WHAT THE TASK ASKS —
Restate the whole listing exactly.

EXERCISE INPUT —
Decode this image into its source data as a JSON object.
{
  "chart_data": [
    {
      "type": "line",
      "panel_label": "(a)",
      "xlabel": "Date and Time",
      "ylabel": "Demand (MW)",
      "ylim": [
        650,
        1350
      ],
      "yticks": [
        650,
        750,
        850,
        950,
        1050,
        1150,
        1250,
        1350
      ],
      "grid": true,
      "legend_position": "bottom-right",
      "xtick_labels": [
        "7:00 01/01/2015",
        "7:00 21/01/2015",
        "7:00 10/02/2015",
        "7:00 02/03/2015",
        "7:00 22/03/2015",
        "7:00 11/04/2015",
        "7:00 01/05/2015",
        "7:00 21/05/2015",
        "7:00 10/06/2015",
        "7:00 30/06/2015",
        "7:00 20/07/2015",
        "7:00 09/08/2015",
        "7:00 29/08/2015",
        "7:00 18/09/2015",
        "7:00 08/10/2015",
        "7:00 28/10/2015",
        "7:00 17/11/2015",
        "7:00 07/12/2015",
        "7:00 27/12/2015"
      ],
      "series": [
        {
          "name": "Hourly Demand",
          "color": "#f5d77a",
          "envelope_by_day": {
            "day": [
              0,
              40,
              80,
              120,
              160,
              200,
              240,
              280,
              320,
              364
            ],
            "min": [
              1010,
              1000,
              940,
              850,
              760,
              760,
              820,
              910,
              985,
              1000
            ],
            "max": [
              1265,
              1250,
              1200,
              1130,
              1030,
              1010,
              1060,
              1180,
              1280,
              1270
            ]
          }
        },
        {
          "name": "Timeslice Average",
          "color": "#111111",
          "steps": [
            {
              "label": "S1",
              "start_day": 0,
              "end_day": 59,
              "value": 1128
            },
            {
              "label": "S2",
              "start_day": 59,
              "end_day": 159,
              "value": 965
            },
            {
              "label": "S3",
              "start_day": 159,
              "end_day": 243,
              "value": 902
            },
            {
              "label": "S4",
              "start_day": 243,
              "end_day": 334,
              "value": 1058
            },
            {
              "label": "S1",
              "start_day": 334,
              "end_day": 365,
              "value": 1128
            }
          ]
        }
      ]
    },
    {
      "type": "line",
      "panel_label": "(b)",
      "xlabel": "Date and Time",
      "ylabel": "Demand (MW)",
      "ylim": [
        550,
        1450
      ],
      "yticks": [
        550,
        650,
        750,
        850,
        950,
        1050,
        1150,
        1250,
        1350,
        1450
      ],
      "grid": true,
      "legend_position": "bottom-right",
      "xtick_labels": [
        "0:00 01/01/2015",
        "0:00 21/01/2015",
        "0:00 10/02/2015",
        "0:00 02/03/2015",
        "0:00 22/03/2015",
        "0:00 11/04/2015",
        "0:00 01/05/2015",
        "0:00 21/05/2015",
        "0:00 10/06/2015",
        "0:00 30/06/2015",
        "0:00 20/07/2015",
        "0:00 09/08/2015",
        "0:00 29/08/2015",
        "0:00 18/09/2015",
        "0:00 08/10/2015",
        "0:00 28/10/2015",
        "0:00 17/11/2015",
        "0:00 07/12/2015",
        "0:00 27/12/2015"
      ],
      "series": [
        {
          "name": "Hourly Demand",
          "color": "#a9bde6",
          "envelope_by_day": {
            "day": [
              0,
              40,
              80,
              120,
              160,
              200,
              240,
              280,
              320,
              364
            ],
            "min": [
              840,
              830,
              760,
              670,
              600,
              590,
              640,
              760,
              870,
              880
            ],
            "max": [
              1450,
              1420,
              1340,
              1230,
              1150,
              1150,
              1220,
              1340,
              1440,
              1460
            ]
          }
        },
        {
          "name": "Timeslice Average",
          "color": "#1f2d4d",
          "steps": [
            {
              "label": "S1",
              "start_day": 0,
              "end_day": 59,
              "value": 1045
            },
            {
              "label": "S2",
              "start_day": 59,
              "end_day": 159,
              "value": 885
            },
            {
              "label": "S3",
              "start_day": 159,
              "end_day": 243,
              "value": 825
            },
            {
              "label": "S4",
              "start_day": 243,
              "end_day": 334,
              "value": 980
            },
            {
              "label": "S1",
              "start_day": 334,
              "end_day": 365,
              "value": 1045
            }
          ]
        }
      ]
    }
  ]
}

THE RESULT —
Decode this image into its source data as a JSON object.
{
  "chart_data": [
    {
      "type": "line",
      "panel_label": "(a)",
      "xlabel": "Date and Time",
      "ylabel": "Demand (MW)",
      "ylim": [
        650,
        1350
      ],
      "yticks": [
        650,
        750,
        850,
        950,
        1050,
        1150,
        1250,
        1350
      ],
      "grid": true,
      "legend_position": "bottom-right",
      "xtick_labels": [
        "7:00 01/01/2015",
        "7:00 21/01/2015",
        "7:00 10/02/2015",
        "7:00 02/03/2015",
        "7:00 22/03/2015",
        "7:00 11/04/2015",
        "7:00 01/05/2015",
        "7:00 21/05/2015",
        "7:00 10/06/2015",
        "7:00 30/06/2015",
        "7:00 20/07/2015",
        "7:00 09/08/2015",
        "7:00 29/08/2015",
        "7:00 18/09/2015",
        "7:00 08/10/2015",
        "7:00 28/10/2015",
        "7:00 17/11/2015",
        "7:00 07/12/2015",
        "7:00 27/12/2015"
      ],
      "series": [
        {
          "name": "Hourly Demand",
          "color": "#f5d77a",
          "envelope_by_day": {
            "day": [
              0,
              40,
              80,
              120,
              160,
              200,
              240,
              280,
              320,
              364
            ],
            "min": [
              1010,
              1000,
              940,
              850,
              760,
              760,
              820,
              910,
              985,
              1000
            ],
            "max": [
              1265,
              1250,
              1200,
              1130,
              1030,
              1010,
              1060,
              1180,
              1280,
              1270
            ]
          }
        },
        {
          "name": "Timeslice Average",
          "color": "#111111",
          "steps": [
            {
              "label": "S1",
              "start_day": 0,
              "end_day": 59,
              "value": 1128
            },
            {
              "label": "S2",
              "start_day": 59,
              "end_day": 159,
              "value": 965
            },
            {
              "label": "S3",
              "start_day": 159,
              "end_day": 243,
              "value": 902
            },
            {
              "label": "S4",
              "start_day": 243,
              "end_day": 334,
              "value": 1058
            },
            {
              "label": "S1",
              "start_day": 334,
              "end_day": 365,
              "value": 1128
            }
          ]
        }
      ]
    },
    {
      "type": "line",
      "panel_label": "(b)",
      "xlabel": "Date and Time",
      "ylabel": "Demand (MW)",
      "ylim": [
        550,
        1450
      ],
      "yticks": [
        550,
        650,
        750,
        850,
        950,
        1050,
        1150,
        1250,
        1350,
        1450
      ],
      "grid": true,
      "legend_position": "bottom-right",
      "xtick_labels": [
        "0:00 01/01/2015",
        "0:00 21/01/2015",
        "0:00 10/02/2015",
        "0:00 02/03/2015",
        "0:00 22/03/2015",
        "0:00 11/04/2015",
        "0:00 01/05/2015",
        "0:00 21/05/2015",
        "0:00 10/06/2015",
        "0:00 30/06/2015",
        "0:00 20/07/2015",
        "0:00 09/08/2015",
        "0:00 29/08/2015",
        "0:00 18/09/2015",
        "0:00 08/10/2015",
        "0:00 28/10/2015",
        "0:00 17/11/2015",
        "0:00 07/12/2015",
        "0:00 27/12/2015"
      ],
      "series": [
        {
          "name": "Hourly Demand",
          "color": "#a9bde6",
          "envelope_by_day": {
            "day": [
              0,
              40,
              80,
              120,
              160,
              200,
              240,
              280,
              320,
              364
            ],
            "min": [
              840,
              830,
              760,
              670,
              600,
              590,
              640,
              760,
              870,
              880
            ],
            "max": [
              1450,
              1420,
              1340,
              1230,
              1150,
              1150,
              1220,
              1340,
              1440,
              1460
            ]
          }
        },
        {
          "name": "Timeslice Average",
          "color": "#1f2d4d",
          "steps": [
            {
              "label": "S1",
              "start_day": 0,
              "end_day": 59,
              "value": 1045
            },
            {
              "label": "S2",
              "start_day": 59,
              "end_day": 159,
              "value": 885
            },
            {
              "label": "S3",
              "start_day": 159,
              "end_day": 243,
              "value": 825
            },
            {
              "label": "S4",
              "start_day": 243,
              "end_day": 334,
              "value": 980
            },
            {
              "label": "S1",
              "start_day": 334,
              "end_day": 365,
              "value": 1045
            }
          ]
        }
      ]
    }
  ]
}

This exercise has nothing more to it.